> [INSTRUCTIONS FOR THE TASK]
Below are records. Copy every line with "type" in it.

> [RAW DATA]
# # # #
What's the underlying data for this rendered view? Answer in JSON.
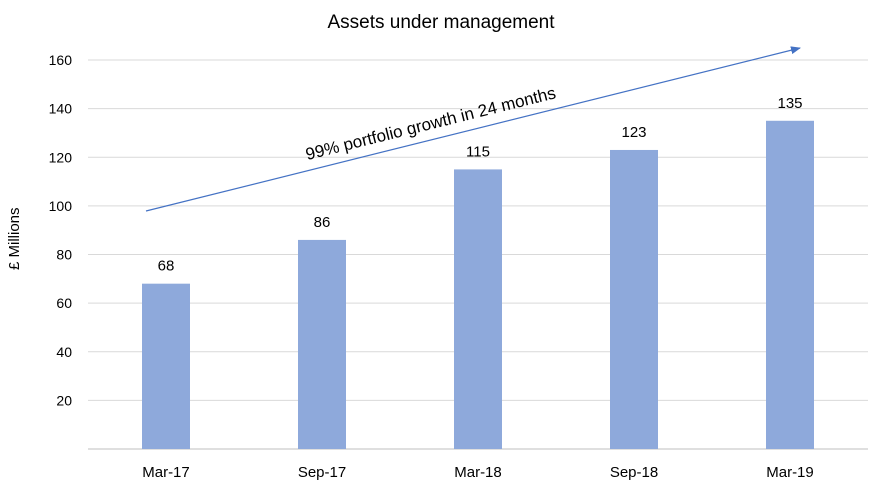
{
  "chart_data": {
    "type": "bar",
    "title": "Assets under management",
    "ylabel": "£ Millions",
    "xlabel": "",
    "categories": [
      "Mar-17",
      "Sep-17",
      "Mar-18",
      "Sep-18",
      "Mar-19"
    ],
    "values": [
      68,
      86,
      115,
      123,
      135
    ],
    "data_labels": [
      "68",
      "86",
      "115",
      "123",
      "135"
    ],
    "ylim": [
      0,
      160
    ],
    "yticks": [
      20,
      40,
      60,
      80,
      100,
      120,
      140,
      160
    ],
    "grid": true,
    "legend": "none",
    "bar_color": "#8EA9DB",
    "annotation": {
      "text": "99% portfolio growth in 24 months",
      "arrow_color": "#4472C4"
    }
  }
}
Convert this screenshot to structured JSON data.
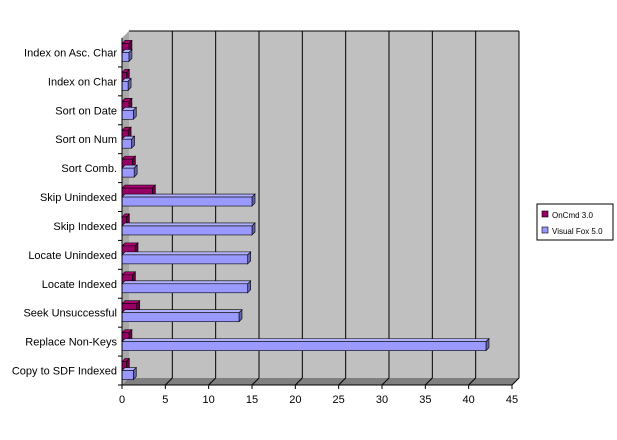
{
  "chart_data": {
    "type": "bar",
    "orientation": "horizontal",
    "style": "3d-clustered",
    "categories": [
      "Index on Asc. Char",
      "Index on Char",
      "Sort on Date",
      "Sort on Num",
      "Sort Comb.",
      "Skip Unindexed",
      "Skip Indexed",
      "Locate Unindexed",
      "Locate Indexed",
      "Seek Unsuccessful",
      "Replace Non-Keys",
      "Copy to SDF Indexed"
    ],
    "series": [
      {
        "name": "OnCmd 3.0",
        "color": "#990066",
        "values": [
          0.8,
          0.5,
          0.8,
          0.7,
          1.2,
          3.5,
          0.5,
          1.5,
          1.2,
          1.7,
          0.8,
          0.5
        ]
      },
      {
        "name": "Visual Fox 5.0",
        "color": "#9999ff",
        "values": [
          0.8,
          0.7,
          1.3,
          1.1,
          1.4,
          15,
          15,
          14.5,
          14.5,
          13.5,
          42,
          1.3
        ]
      }
    ],
    "xlim": [
      0,
      45
    ],
    "xticks": [
      "0",
      "5",
      "10",
      "15",
      "20",
      "25",
      "30",
      "35",
      "40",
      "45"
    ],
    "grid": true,
    "legend_position": "right",
    "plot_background": "#c0c0c0"
  }
}
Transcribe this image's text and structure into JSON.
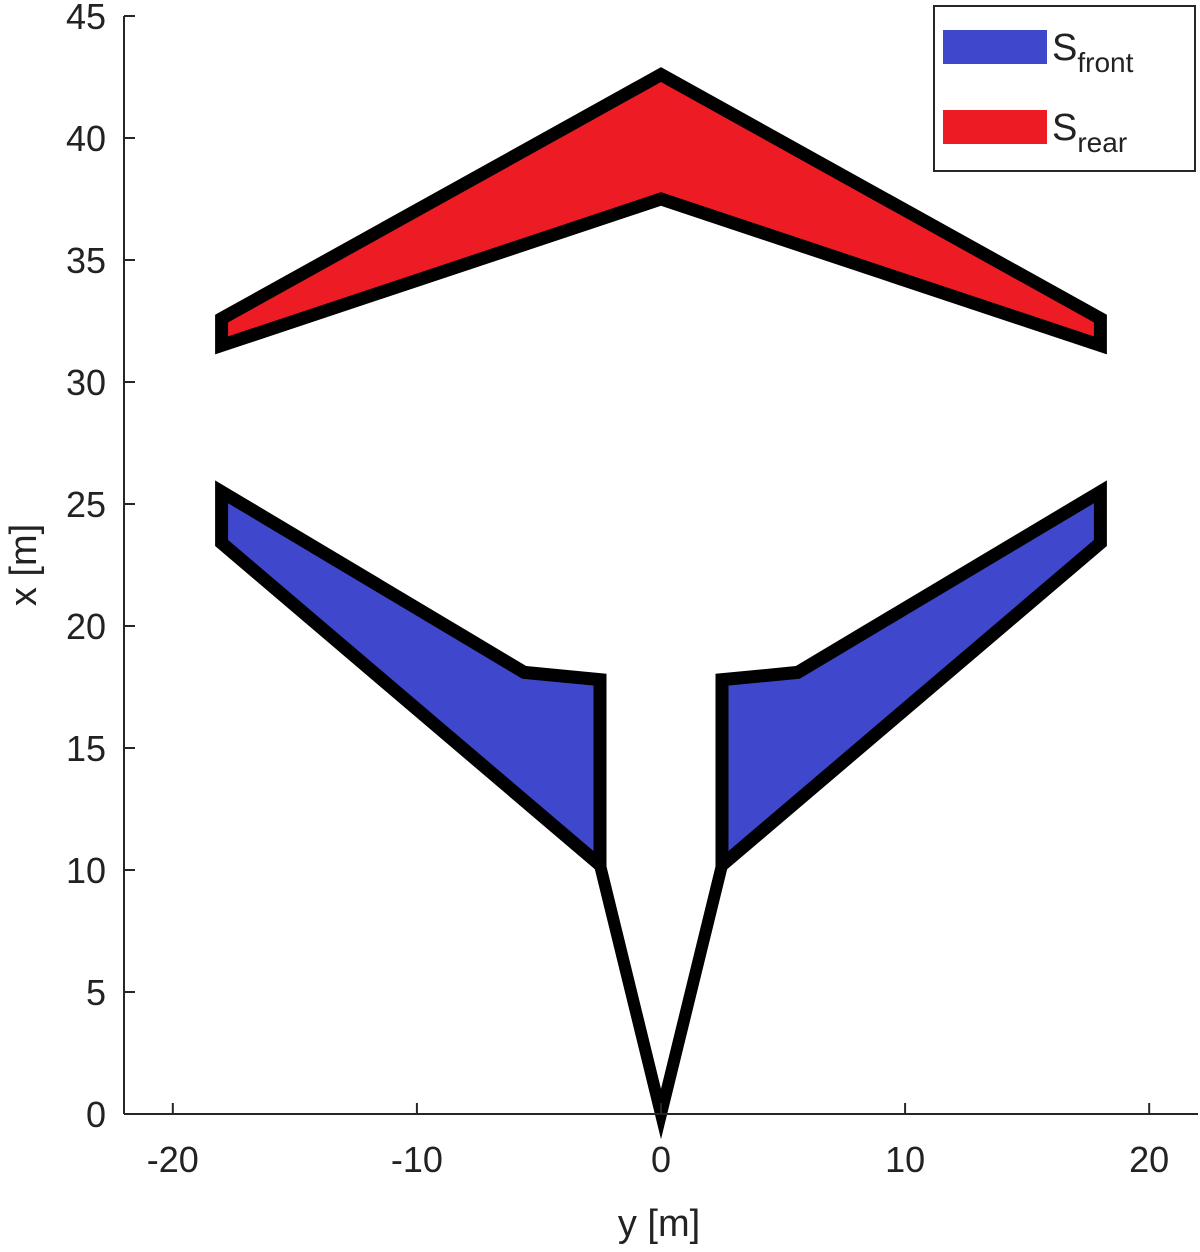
{
  "chart_data": {
    "type": "area",
    "title": "",
    "xlabel": "y [m]",
    "ylabel": "x [m]",
    "xlim": [
      -22,
      22
    ],
    "ylim": [
      0,
      45
    ],
    "x_ticks": [
      -20,
      -10,
      0,
      10,
      20
    ],
    "y_ticks": [
      0,
      5,
      10,
      15,
      20,
      25,
      30,
      35,
      40,
      45
    ],
    "x_tick_labels": [
      "-20",
      "-10",
      "0",
      "10",
      "20"
    ],
    "y_tick_labels": [
      "0",
      "5",
      "10",
      "15",
      "20",
      "25",
      "30",
      "35",
      "40",
      "45"
    ],
    "grid": false,
    "legend_position": "top-right",
    "legend": [
      {
        "base": "S",
        "sub": "front",
        "color": "#3f48cc"
      },
      {
        "base": "S",
        "sub": "rear",
        "color": "#ed1c24"
      }
    ],
    "series": [
      {
        "color": "#ed1c24",
        "shapes": [
          [
            [
              -18,
              32.6
            ],
            [
              0,
              42.6
            ],
            [
              18,
              32.6
            ],
            [
              18,
              31.5
            ],
            [
              0,
              37.5
            ],
            [
              -18,
              31.5
            ]
          ]
        ]
      },
      {
        "color": "#3f48cc",
        "shapes": [
          [
            [
              -18,
              25.5
            ],
            [
              -5.6,
              18.1
            ],
            [
              -2.5,
              17.8
            ],
            [
              -2.5,
              10.2
            ],
            [
              -18,
              23.4
            ]
          ],
          [
            [
              18,
              25.5
            ],
            [
              5.6,
              18.1
            ],
            [
              2.5,
              17.8
            ],
            [
              2.5,
              10.2
            ],
            [
              18,
              23.4
            ]
          ]
        ]
      }
    ],
    "outline": [
      [
        [
          -2.5,
          10.2
        ],
        [
          0,
          0
        ],
        [
          2.5,
          10.2
        ]
      ]
    ],
    "colors": {
      "front": "#3f48cc",
      "rear": "#ed1c24",
      "outline": "#000000",
      "axis": "#262626"
    }
  }
}
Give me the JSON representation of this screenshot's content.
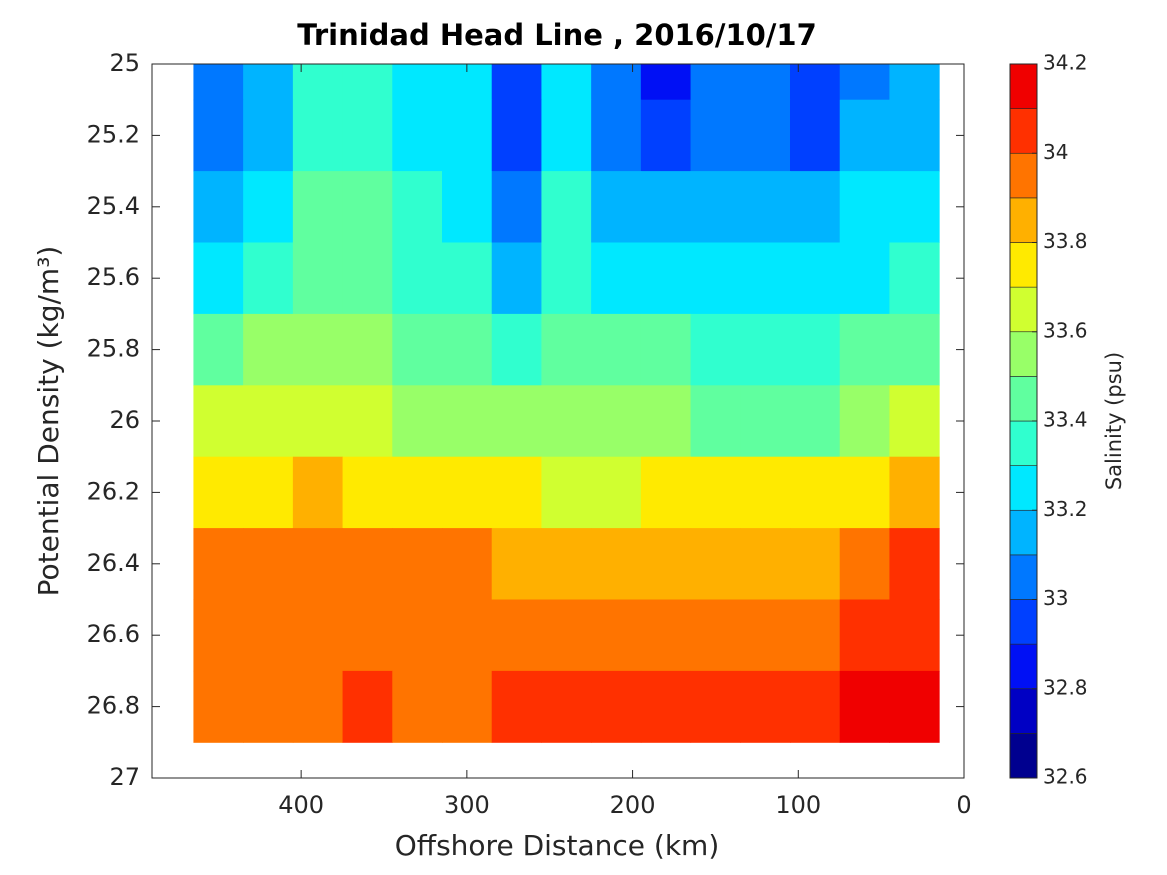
{
  "chart_data": {
    "type": "contour",
    "title": "Trinidad Head Line , 2016/10/17",
    "x_label": "Offshore Distance (km)",
    "y_label": "Potential Density (kg/m³)",
    "colorbar_label": "Salinity (psu)",
    "xlim": [
      490,
      0
    ],
    "xticks": [
      400,
      300,
      200,
      100,
      0
    ],
    "ylim": [
      25,
      27
    ],
    "yticks": [
      25,
      25.2,
      25.4,
      25.6,
      25.8,
      26,
      26.2,
      26.4,
      26.6,
      26.8,
      27
    ],
    "reverse_y": true,
    "x": [
      450,
      420,
      390,
      360,
      330,
      300,
      270,
      240,
      210,
      180,
      150,
      120,
      90,
      60,
      30
    ],
    "y": [
      25,
      25.2,
      25.4,
      25.6,
      25.8,
      26,
      26.2,
      26.4,
      26.6,
      26.8
    ],
    "z": [
      [
        33.05,
        33.15,
        33.35,
        33.35,
        33.25,
        33.25,
        32.95,
        33.25,
        33.05,
        32.85,
        33.0,
        33.0,
        32.9,
        33.05,
        33.1
      ],
      [
        33.05,
        33.15,
        33.35,
        33.35,
        33.25,
        33.25,
        32.95,
        33.25,
        33.05,
        32.95,
        33.05,
        33.0,
        32.95,
        33.15,
        33.15
      ],
      [
        33.15,
        33.2,
        33.45,
        33.4,
        33.3,
        33.25,
        33.05,
        33.3,
        33.15,
        33.1,
        33.15,
        33.1,
        33.1,
        33.2,
        33.2
      ],
      [
        33.25,
        33.3,
        33.45,
        33.45,
        33.35,
        33.3,
        33.15,
        33.35,
        33.25,
        33.25,
        33.25,
        33.2,
        33.2,
        33.25,
        33.3
      ],
      [
        33.45,
        33.5,
        33.55,
        33.5,
        33.45,
        33.4,
        33.35,
        33.4,
        33.4,
        33.4,
        33.35,
        33.35,
        33.35,
        33.4,
        33.45
      ],
      [
        33.6,
        33.6,
        33.65,
        33.6,
        33.55,
        33.55,
        33.5,
        33.5,
        33.5,
        33.5,
        33.45,
        33.45,
        33.45,
        33.55,
        33.6
      ],
      [
        33.75,
        33.75,
        33.8,
        33.75,
        33.75,
        33.7,
        33.7,
        33.65,
        33.65,
        33.7,
        33.7,
        33.7,
        33.7,
        33.75,
        33.85
      ],
      [
        33.95,
        33.9,
        33.95,
        33.95,
        33.95,
        33.9,
        33.85,
        33.85,
        33.85,
        33.85,
        33.85,
        33.85,
        33.85,
        33.9,
        34.0
      ],
      [
        33.95,
        33.95,
        33.95,
        33.95,
        33.95,
        33.95,
        33.95,
        33.95,
        33.95,
        33.95,
        33.95,
        33.95,
        33.95,
        34.05,
        34.05
      ],
      [
        33.95,
        33.95,
        33.95,
        34.0,
        33.95,
        33.95,
        34.0,
        34.0,
        34.05,
        34.0,
        34.0,
        34.0,
        34.0,
        34.1,
        34.15
      ]
    ],
    "levels": [
      32.6,
      32.7,
      32.8,
      32.9,
      33.0,
      33.1,
      33.2,
      33.3,
      33.4,
      33.5,
      33.6,
      33.7,
      33.8,
      33.9,
      34.0,
      34.1,
      34.2
    ],
    "colors": [
      "#00008f",
      "#0000c4",
      "#0010f5",
      "#0040ff",
      "#0078ff",
      "#00b4ff",
      "#00e8ff",
      "#30ffcf",
      "#60ff9f",
      "#98ff68",
      "#d0ff30",
      "#ffea00",
      "#ffb000",
      "#ff7400",
      "#ff3000",
      "#f00000",
      "#a80000"
    ],
    "cticks": [
      32.6,
      32.8,
      33,
      33.2,
      33.4,
      33.6,
      33.8,
      34,
      34.2
    ]
  }
}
# # # #
> [WRITTEN RESPONSE]
    "type": "bar",
    "type": "bar",
    "type": "area",
    "type": "contour",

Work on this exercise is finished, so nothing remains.